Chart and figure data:
--- begin ---

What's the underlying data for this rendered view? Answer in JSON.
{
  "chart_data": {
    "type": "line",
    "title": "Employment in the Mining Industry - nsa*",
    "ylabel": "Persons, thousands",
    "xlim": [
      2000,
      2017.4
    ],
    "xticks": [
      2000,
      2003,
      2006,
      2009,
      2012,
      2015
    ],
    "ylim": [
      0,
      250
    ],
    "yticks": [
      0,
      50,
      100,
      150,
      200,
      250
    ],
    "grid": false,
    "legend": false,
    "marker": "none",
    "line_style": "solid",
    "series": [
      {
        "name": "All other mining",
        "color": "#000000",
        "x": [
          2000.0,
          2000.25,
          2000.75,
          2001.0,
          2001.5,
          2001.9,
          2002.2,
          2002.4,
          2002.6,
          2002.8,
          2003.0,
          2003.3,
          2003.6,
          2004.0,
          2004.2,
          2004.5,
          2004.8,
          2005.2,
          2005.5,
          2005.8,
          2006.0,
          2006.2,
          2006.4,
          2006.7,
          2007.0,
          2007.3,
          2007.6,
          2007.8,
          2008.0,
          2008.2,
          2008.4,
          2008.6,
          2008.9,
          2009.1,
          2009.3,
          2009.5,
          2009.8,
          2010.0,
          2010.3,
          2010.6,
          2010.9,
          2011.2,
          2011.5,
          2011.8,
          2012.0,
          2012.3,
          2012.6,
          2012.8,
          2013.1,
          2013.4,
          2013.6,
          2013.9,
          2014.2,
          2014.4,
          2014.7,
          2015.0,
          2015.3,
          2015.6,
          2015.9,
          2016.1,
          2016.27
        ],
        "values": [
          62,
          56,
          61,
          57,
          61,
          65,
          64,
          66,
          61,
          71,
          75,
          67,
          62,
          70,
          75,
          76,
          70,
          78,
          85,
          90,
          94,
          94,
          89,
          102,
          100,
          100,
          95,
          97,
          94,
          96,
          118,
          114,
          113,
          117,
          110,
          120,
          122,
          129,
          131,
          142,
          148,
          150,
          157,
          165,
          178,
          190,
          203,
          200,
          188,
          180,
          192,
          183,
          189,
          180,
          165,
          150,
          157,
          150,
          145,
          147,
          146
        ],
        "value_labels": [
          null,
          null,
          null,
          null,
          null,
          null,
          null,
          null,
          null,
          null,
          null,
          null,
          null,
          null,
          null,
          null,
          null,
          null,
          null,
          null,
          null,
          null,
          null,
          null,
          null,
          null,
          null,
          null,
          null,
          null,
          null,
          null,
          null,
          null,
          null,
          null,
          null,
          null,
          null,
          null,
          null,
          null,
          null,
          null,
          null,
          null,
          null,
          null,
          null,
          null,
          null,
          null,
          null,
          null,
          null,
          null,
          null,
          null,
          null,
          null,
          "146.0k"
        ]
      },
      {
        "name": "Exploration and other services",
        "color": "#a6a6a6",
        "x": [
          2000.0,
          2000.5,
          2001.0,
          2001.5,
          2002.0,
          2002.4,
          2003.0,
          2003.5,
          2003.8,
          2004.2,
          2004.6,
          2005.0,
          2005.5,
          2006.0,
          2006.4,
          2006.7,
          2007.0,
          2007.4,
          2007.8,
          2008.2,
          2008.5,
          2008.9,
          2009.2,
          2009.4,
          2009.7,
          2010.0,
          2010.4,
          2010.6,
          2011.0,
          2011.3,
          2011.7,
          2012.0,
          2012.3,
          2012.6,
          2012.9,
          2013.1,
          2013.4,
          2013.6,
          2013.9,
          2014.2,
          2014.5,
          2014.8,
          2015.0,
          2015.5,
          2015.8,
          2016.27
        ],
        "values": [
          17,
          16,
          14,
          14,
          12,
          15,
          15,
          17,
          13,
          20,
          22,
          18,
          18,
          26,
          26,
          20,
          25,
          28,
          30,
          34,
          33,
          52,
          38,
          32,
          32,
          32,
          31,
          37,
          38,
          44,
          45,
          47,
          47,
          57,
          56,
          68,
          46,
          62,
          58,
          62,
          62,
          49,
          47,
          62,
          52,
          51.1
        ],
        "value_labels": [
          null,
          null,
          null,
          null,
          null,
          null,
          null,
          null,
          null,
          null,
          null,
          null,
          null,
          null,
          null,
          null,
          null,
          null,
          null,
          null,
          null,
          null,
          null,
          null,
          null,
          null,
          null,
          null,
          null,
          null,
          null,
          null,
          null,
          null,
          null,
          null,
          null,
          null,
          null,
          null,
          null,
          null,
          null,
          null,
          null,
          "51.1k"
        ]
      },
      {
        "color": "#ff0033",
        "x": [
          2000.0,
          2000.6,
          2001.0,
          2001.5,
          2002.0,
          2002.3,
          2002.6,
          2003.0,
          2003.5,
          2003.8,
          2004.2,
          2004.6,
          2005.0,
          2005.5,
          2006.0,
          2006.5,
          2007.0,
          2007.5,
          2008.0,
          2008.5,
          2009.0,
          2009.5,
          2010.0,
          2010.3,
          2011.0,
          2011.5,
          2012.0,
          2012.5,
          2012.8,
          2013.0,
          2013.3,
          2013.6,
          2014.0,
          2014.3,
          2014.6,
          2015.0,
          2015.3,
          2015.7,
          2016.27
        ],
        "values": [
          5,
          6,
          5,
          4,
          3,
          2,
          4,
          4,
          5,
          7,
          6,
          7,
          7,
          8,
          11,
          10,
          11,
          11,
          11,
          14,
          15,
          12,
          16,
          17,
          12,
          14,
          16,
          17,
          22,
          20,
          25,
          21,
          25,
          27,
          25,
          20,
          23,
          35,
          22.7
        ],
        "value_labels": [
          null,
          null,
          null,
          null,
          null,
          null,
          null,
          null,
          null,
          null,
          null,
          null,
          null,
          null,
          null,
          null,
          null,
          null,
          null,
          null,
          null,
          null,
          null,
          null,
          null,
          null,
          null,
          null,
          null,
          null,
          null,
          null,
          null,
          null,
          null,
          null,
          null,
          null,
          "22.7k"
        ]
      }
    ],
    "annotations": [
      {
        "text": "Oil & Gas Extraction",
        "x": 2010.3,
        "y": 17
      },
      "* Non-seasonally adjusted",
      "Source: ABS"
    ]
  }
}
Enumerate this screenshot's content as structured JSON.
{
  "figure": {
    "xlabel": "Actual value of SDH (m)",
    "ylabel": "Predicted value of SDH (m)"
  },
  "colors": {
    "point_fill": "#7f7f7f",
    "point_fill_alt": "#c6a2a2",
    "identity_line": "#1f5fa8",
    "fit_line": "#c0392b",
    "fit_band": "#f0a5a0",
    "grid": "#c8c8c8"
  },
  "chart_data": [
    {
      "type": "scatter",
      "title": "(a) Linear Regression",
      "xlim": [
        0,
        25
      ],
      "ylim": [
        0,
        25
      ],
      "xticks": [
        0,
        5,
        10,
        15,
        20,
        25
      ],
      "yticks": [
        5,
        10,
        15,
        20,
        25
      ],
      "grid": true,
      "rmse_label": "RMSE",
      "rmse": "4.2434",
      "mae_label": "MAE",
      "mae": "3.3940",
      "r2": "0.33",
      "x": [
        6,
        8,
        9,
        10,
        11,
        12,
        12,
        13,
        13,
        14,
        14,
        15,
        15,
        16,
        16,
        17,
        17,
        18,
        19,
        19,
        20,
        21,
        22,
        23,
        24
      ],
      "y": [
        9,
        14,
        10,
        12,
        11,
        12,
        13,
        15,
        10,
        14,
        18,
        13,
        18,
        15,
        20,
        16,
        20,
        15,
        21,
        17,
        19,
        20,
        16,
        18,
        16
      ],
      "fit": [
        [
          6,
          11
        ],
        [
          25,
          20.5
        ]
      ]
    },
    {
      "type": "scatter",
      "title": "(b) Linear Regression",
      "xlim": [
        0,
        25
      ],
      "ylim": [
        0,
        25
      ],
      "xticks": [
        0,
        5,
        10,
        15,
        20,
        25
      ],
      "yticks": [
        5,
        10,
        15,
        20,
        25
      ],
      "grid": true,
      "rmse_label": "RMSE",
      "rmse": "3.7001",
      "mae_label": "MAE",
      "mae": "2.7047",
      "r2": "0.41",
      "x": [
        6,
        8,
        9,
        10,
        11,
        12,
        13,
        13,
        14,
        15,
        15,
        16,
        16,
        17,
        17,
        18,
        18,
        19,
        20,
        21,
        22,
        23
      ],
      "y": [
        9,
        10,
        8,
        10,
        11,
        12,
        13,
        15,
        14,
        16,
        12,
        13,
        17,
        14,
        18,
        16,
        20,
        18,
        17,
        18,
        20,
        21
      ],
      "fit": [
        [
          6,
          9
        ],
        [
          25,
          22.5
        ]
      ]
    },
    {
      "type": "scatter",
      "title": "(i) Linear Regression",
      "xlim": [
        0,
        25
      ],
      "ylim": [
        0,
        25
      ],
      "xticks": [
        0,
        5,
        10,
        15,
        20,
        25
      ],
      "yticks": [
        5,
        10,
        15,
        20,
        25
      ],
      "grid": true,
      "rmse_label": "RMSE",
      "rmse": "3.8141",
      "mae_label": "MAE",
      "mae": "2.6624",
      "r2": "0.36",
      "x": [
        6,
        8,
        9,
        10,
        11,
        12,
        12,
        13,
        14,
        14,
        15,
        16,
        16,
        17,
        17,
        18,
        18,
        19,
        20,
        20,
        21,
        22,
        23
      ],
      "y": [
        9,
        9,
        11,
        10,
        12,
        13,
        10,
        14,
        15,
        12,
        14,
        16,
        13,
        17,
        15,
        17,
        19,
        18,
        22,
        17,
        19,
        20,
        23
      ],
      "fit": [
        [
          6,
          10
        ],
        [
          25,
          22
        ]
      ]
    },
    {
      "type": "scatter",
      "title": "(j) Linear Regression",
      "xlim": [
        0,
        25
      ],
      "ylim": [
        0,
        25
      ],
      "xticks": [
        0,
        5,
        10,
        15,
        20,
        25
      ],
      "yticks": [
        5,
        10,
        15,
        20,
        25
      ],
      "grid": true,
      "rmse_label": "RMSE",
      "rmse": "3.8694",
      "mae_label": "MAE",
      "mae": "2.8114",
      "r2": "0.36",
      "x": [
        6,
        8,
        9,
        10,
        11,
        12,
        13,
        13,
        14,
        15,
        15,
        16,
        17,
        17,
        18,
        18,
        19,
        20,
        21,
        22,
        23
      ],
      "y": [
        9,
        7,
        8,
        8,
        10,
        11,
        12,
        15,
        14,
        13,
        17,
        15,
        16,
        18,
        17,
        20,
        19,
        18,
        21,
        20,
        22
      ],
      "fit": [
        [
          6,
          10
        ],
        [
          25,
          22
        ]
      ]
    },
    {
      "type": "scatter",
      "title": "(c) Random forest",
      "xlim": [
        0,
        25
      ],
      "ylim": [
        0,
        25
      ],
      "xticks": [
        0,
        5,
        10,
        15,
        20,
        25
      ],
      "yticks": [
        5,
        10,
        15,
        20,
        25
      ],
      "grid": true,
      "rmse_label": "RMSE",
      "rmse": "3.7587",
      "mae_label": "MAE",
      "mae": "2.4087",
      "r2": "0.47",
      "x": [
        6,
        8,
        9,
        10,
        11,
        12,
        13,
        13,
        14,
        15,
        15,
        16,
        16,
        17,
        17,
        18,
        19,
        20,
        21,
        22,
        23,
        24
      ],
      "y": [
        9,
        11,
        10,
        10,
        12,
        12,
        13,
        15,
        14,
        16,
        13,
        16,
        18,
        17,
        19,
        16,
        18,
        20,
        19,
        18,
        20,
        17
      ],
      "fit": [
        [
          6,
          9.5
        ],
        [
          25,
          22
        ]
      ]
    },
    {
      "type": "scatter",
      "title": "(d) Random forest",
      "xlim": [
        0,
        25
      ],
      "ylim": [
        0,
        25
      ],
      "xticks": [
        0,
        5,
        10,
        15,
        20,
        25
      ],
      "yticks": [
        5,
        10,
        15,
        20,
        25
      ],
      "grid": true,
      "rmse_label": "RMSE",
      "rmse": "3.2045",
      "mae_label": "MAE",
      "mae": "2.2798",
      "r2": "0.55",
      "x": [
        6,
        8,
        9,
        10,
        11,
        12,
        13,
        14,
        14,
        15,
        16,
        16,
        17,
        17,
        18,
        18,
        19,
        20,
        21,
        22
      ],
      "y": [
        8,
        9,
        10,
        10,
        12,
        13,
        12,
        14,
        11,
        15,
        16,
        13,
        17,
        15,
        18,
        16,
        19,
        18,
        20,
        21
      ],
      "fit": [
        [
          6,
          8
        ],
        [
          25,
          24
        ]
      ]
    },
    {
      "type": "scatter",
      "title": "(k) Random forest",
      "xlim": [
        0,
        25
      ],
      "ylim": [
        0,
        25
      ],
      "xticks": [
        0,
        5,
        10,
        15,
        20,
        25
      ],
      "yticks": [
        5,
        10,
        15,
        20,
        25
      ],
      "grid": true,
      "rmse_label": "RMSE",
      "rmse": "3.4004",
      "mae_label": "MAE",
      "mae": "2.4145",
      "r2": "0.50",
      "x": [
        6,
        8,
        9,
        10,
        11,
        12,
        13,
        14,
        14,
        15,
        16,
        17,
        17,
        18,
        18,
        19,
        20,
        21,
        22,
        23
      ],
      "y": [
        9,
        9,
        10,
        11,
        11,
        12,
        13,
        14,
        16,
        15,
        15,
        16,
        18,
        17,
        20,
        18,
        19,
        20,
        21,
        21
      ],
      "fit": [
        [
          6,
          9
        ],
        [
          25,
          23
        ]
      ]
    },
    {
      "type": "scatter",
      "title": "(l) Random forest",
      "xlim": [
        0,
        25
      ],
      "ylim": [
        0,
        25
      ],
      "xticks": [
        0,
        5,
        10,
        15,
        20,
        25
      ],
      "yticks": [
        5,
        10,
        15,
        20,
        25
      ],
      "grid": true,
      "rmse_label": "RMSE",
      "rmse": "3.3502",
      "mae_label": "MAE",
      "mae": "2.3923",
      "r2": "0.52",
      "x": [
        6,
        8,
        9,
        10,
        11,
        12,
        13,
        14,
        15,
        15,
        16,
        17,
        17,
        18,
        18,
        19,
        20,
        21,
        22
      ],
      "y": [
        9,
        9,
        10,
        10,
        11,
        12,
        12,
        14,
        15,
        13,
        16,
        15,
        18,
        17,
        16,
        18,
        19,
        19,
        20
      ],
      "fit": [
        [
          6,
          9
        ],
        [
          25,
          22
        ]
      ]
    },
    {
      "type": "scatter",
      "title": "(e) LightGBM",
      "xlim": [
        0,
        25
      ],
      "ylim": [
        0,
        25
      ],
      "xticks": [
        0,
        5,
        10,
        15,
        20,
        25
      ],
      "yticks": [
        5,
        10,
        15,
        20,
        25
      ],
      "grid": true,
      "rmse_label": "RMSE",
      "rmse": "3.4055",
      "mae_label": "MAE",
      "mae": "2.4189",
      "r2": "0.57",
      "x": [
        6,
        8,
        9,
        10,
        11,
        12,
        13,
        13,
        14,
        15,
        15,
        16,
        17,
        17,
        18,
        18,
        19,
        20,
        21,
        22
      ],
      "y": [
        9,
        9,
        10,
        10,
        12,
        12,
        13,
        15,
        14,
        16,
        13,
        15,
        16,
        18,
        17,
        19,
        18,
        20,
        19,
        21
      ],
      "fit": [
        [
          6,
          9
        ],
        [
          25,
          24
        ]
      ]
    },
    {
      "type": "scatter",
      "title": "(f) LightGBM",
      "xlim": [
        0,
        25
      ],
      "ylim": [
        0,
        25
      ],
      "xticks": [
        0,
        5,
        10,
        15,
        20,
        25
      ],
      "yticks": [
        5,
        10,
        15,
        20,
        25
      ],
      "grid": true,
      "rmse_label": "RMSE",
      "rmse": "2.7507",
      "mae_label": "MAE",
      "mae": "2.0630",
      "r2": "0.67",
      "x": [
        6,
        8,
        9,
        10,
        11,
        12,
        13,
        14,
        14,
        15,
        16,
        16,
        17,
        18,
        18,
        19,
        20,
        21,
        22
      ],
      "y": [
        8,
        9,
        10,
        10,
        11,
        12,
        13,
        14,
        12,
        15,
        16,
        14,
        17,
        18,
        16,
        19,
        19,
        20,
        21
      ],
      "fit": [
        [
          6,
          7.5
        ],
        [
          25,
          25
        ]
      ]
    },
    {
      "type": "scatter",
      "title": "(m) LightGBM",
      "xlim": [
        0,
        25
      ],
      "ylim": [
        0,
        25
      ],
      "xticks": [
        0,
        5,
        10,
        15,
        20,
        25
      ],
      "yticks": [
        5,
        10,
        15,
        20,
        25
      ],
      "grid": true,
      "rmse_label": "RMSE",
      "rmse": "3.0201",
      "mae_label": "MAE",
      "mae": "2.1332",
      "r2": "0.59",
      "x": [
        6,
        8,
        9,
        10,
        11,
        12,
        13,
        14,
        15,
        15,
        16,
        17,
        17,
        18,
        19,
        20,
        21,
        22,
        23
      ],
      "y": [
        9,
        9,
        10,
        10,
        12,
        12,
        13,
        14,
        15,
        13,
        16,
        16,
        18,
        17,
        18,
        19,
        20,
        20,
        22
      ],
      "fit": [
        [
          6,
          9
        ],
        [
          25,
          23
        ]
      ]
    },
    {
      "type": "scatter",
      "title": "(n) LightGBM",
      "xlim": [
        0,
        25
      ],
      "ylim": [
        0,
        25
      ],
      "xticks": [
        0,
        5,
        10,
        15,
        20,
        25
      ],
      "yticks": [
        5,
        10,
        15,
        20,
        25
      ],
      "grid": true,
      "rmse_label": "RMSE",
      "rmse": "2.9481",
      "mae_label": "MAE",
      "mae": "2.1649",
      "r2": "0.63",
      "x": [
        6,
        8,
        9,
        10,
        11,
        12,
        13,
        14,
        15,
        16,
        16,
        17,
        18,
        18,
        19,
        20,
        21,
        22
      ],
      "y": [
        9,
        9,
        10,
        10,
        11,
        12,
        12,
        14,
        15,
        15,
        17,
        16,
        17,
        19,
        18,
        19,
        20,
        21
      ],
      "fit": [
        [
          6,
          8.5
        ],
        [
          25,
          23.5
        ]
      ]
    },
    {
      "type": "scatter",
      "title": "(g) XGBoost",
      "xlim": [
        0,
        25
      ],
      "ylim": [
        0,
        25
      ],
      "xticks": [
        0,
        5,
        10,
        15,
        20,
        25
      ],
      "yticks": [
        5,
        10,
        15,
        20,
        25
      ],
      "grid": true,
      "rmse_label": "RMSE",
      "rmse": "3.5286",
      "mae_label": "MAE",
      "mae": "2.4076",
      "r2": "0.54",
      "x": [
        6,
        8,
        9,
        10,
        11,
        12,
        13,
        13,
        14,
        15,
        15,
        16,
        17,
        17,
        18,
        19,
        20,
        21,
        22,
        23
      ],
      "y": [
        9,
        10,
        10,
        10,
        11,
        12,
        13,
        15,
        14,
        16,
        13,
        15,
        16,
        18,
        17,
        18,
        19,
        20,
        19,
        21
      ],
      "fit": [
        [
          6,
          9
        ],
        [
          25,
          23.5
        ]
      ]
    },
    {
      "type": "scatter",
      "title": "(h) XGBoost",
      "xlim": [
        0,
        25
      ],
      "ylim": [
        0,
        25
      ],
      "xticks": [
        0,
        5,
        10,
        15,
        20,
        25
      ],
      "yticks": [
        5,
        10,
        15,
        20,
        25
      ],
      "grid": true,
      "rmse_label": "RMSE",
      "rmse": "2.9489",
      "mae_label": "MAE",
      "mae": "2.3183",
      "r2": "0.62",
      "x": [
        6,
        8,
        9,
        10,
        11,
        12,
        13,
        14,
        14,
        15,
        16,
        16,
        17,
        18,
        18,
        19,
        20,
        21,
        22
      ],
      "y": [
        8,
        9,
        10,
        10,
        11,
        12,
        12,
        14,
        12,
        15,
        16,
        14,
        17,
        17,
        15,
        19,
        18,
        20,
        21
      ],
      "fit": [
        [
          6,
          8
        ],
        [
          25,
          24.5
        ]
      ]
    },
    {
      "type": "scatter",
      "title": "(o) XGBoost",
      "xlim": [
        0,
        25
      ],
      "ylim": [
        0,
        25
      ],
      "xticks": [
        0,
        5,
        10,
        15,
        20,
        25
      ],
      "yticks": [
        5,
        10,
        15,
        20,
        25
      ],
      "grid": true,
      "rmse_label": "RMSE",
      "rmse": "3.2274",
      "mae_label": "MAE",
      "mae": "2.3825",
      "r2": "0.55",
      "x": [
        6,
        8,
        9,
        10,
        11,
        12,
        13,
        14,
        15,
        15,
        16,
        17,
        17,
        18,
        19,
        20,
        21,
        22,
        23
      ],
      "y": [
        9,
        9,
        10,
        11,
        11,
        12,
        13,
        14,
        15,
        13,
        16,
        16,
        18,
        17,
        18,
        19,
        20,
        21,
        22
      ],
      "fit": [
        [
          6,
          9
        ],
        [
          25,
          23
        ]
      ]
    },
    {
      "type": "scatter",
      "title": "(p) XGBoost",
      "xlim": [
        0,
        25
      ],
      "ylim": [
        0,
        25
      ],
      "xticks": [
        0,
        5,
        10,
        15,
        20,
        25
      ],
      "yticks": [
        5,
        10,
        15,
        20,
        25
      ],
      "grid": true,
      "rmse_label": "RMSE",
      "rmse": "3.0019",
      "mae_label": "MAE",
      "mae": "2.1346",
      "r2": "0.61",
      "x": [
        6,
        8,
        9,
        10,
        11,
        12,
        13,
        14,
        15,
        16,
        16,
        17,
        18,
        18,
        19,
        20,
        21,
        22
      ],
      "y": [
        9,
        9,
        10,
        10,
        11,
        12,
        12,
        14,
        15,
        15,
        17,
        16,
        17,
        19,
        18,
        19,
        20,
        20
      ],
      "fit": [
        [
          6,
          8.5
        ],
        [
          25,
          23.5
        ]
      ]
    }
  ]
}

--- end ---

YOUR GOAL
Look over the listing above. Pick out and copy every line that includes "LightGBM".

SOLVED PROBLEM
      "title": "(e) LightGBM",
      "title": "(f) LightGBM",
      "title": "(m) LightGBM",
      "title": "(n) LightGBM",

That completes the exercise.